What is being asked: The listing below should be printed exactly, every line of it. Skip the pictures.

==*==

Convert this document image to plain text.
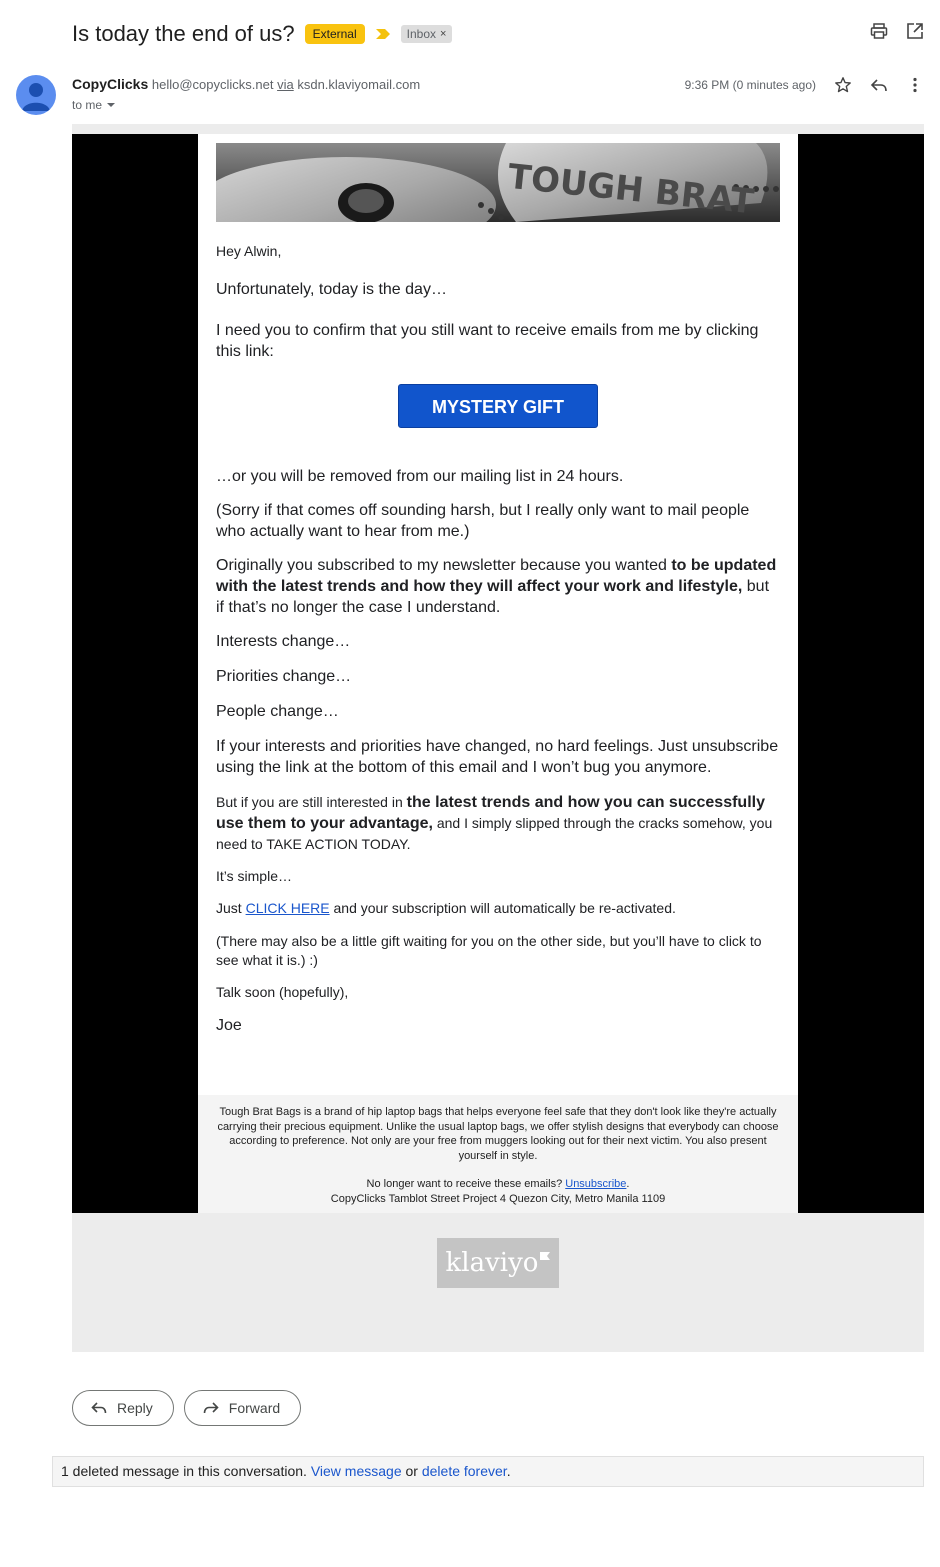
Is today the end of us?	External	Inbox ×
CopyClicks hello@copyclicks.net via ksdn.klaviyomail.com
to me
9:36 PM (0 minutes ago)
TOUGH BRAT

Hey Alwin,

Unfortunately, today is the day…

I need you to confirm that you still want to receive emails from me by clicking this link:

MYSTERY GIFT

…or you will be removed from our mailing list in 24 hours.

(Sorry if that comes off sounding harsh, but I really only want to mail people who actually want to hear from me.)

Originally you subscribed to my newsletter because you wanted to be updated with the latest trends and how they will affect your work and lifestyle, but if that’s no longer the case I understand.

Interests change…

Priorities change…

People change…

If your interests and priorities have changed, no hard feelings. Just unsubscribe using the link at the bottom of this email and I won’t bug you anymore.

But if you are still interested in the latest trends and how you can successfully use them to your advantage, and I simply slipped through the cracks somehow, you need to TAKE ACTION TODAY.

It’s simple…

Just CLICK HERE and your subscription will automatically be re-activated.

(There may also be a little gift waiting for you on the other side, but you’ll have to click to see what it is.) :)

Talk soon (hopefully),

Joe

Tough Brat Bags is a brand of hip laptop bags that helps everyone feel safe that they don't look like they're actually carrying their precious equipment. Unlike the usual laptop bags, we offer stylish designs that everybody can choose according to preference. Not only are your free from muggers looking out for their next victim. You also present yourself in style.
No longer want to receive these emails? Unsubscribe.
CopyClicks Tamblot Street Project 4 Quezon City, Metro Manila 1109
klaviyo
Reply	Forward
1 deleted message in this conversation. View message or delete forever.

==*==

The completed task:
Convert this document image to plain text.
Is today the end of us?	External	Inbox ×
CopyClicks hello@copyclicks.net via ksdn.klaviyomail.com
to me
9:36 PM (0 minutes ago)
TOUGH BRAT

Hey Alwin,

Unfortunately, today is the day…

I need you to confirm that you still want to receive emails from me by clicking this link:

MYSTERY GIFT

…or you will be removed from our mailing list in 24 hours.

(Sorry if that comes off sounding harsh, but I really only want to mail people who actually want to hear from me.)

Originally you subscribed to my newsletter because you wanted to be updated with the latest trends and how they will affect your work and lifestyle, but if that’s no longer the case I understand.

Interests change…

Priorities change…

People change…

If your interests and priorities have changed, no hard feelings. Just unsubscribe using the link at the bottom of this email and I won’t bug you anymore.

But if you are still interested in the latest trends and how you can successfully use them to your advantage, and I simply slipped through the cracks somehow, you need to TAKE ACTION TODAY.

It’s simple…

Just CLICK HERE and your subscription will automatically be re-activated.

(There may also be a little gift waiting for you on the other side, but you’ll have to click to see what it is.) :)

Talk soon (hopefully),

Joe

Tough Brat Bags is a brand of hip laptop bags that helps everyone feel safe that they don't look like they're actually carrying their precious equipment. Unlike the usual laptop bags, we offer stylish designs that everybody can choose according to preference. Not only are your free from muggers looking out for their next victim. You also present yourself in style.
No longer want to receive these emails? Unsubscribe.
CopyClicks Tamblot Street Project 4 Quezon City, Metro Manila 1109
klaviyo
Reply	Forward
1 deleted message in this conversation. View message or delete forever.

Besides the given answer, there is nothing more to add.